** Start of Listing **
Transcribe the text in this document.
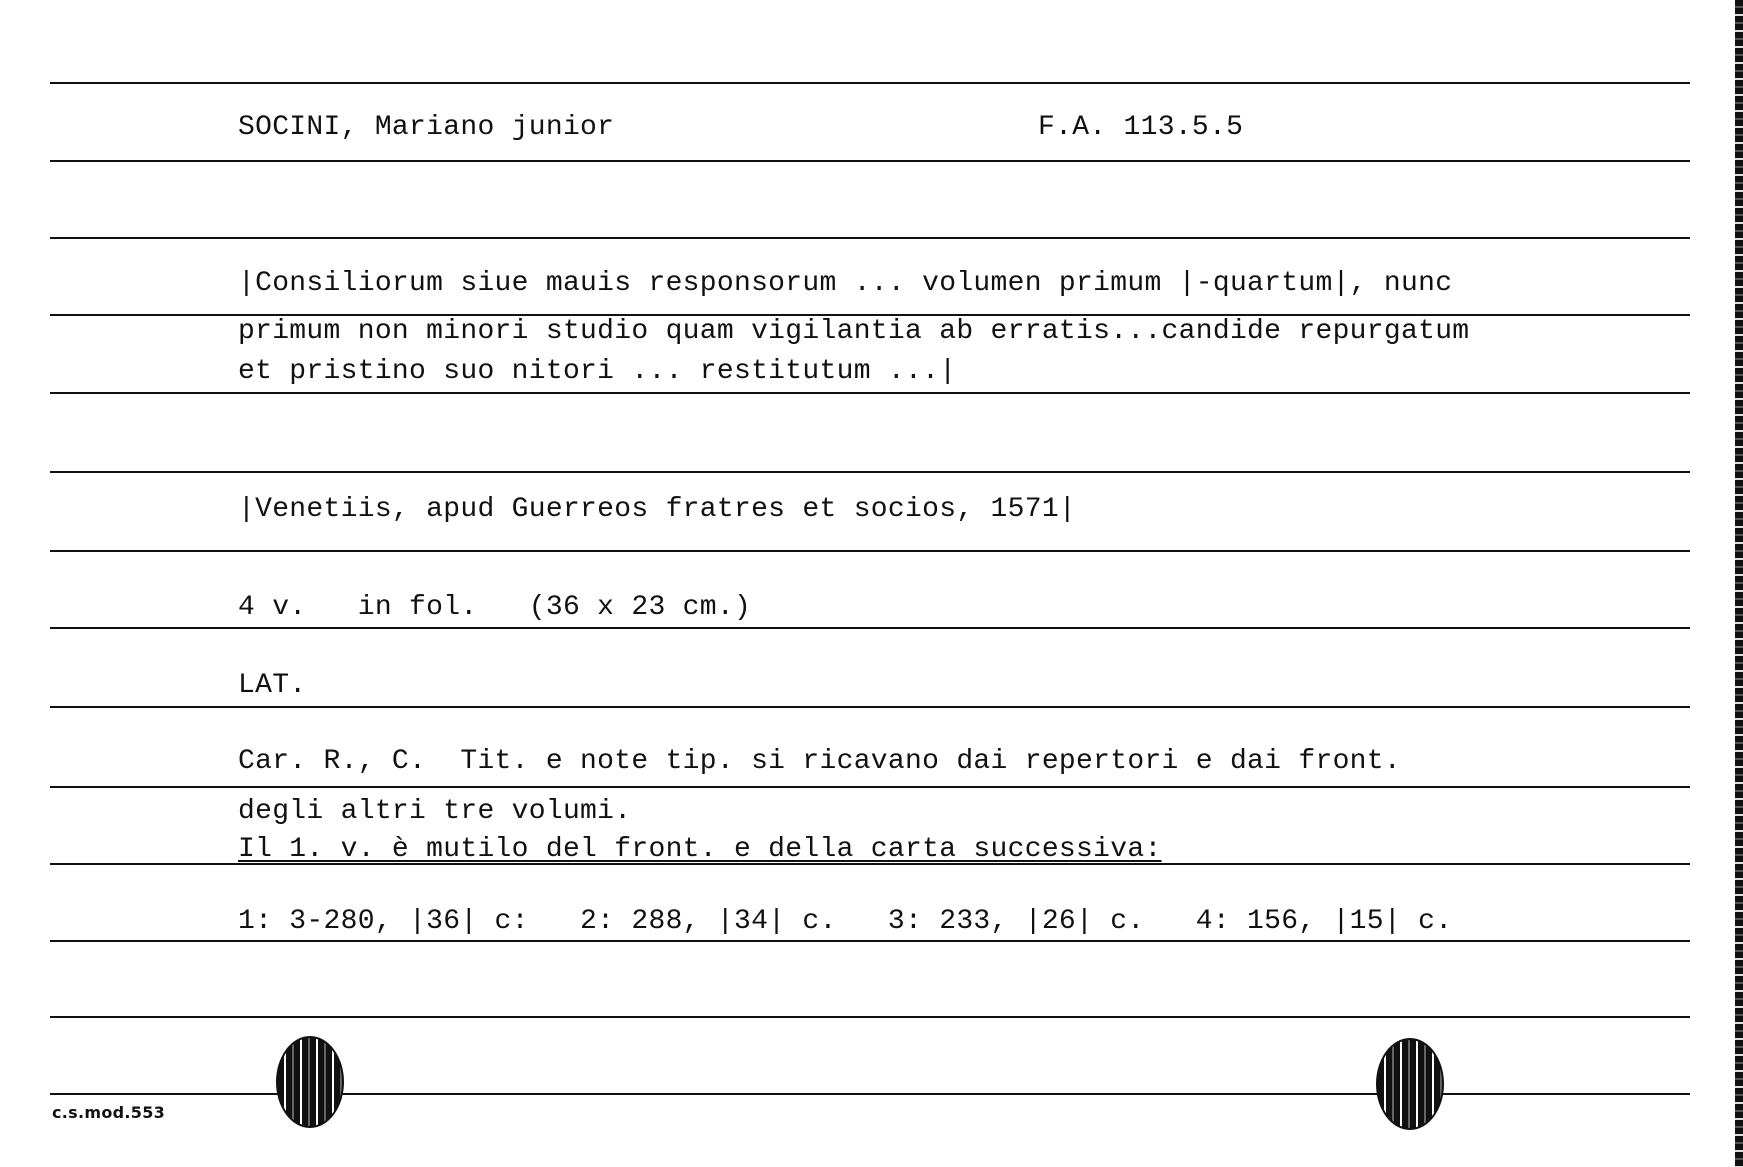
SOCINI, Mariano junior	F.A. 113.5.5
|Consiliorum siue mauis responsorum ... volumen primum |-quartum|, nunc
primum non minori studio quam vigilantia ab erratis...candide repurgatum
et pristino suo nitori ... restitutum ...|
|Venetiis, apud Guerreos fratres et socios, 1571|
4 v.   in fol.   (36 x 23 cm.)
LAT.
Car. R., C.  Tit. e note tip. si ricavano dai repertori e dai front.
degli altri tre volumi.
Il 1. v. è mutilo del front. e della carta successiva:
1: 3-280, |36| c:   2: 288, |34| c.   3: 233, |26| c.   4: 156, |15| c.
c.s.mod.553
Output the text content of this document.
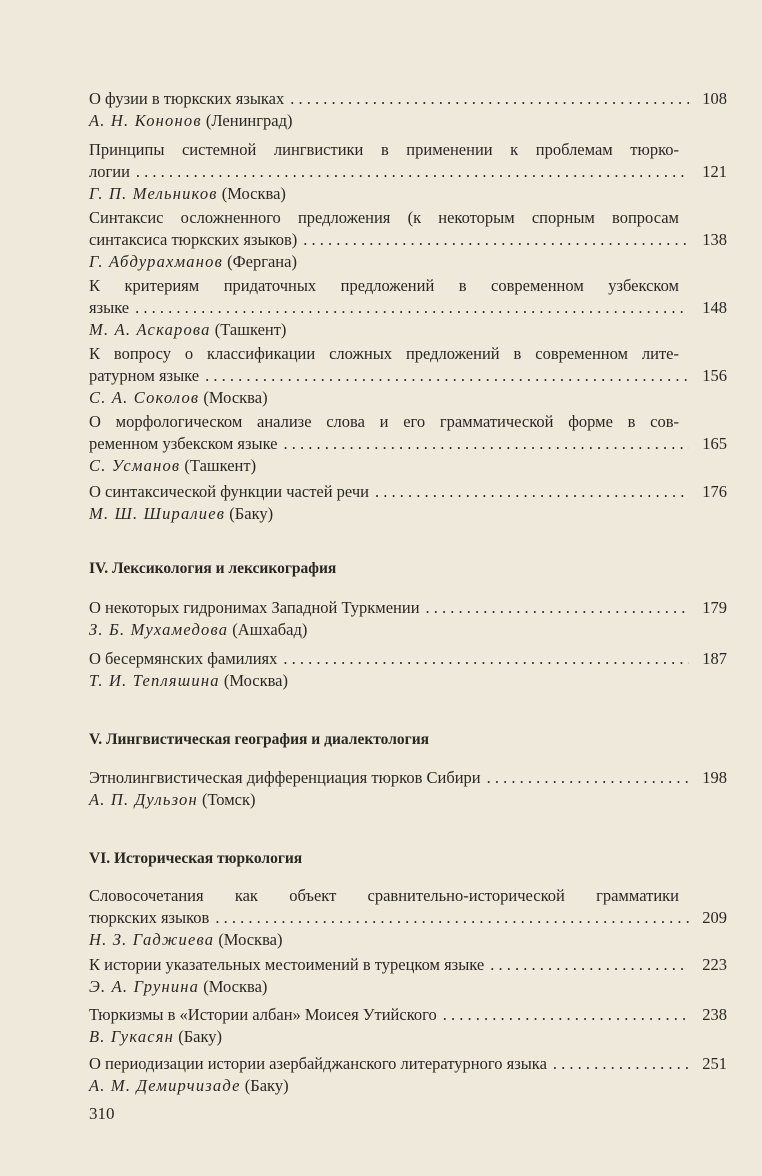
О фузии в тюркских языках . . .	108
А. Н. Кононов (Ленинград)
Принципы системной лингвистики в применении к проблемам тюрко-
логии . . .	121
Г. П. Мельников (Москва)
Синтаксис осложненного предложения (к некоторым спорным вопросам
синтаксиса тюркских языков) . . .	138
Г. Абдурахманов (Фергана)
К критериям придаточных предложений в современном узбекском
языке . . .	148
М. А. Аскарова (Ташкент)
К вопросу о классификации сложных предложений в современном лите-
ратурном языке . . .	156
С. А. Соколов (Москва)
О морфологическом анализе слова и его грамматической форме в сов-
ременном узбекском языке . . .	165
С. Усманов (Ташкент)
О синтаксической функции частей речи . . .	176
М. Ш. Ширалиев (Баку)
О некоторых гидронимах Западной Туркмении . . .	179
З. Б. Мухамедова (Ашхабад)
О бесермянских фамилиях . . .	187
Т. И. Тепляшина (Москва)
Этнолингвистическая дифференциация тюрков Сибири . . .	198
А. П. Дульзон (Томск)
Словосочетания как объект сравнительно-исторической грамматики
тюркских языков . . .	209
Н. З. Гаджиева (Москва)
К истории указательных местоимений в турецком языке . . .	223
Э. А. Грунина (Москва)
Тюркизмы в «Истории албан» Моисея Утийского . . .	238
В. Гукасян (Баку)
О периодизации истории азербайджанского литературного языка . . .	251
А. М. Демирчизаде (Баку)
IV. Лексикология и лексикография
V. Лингвистическая география и диалектология
VI. Историческая тюркология
310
** End of Listing **
Problem:
Collect the lines of the data that carry the word "Москва".

Response:
Г. П. Мельников (Москва)
С. А. Соколов (Москва)
Т. И. Тепляшина (Москва)
Н. З. Гаджиева (Москва)
Э. А. Грунина (Москва)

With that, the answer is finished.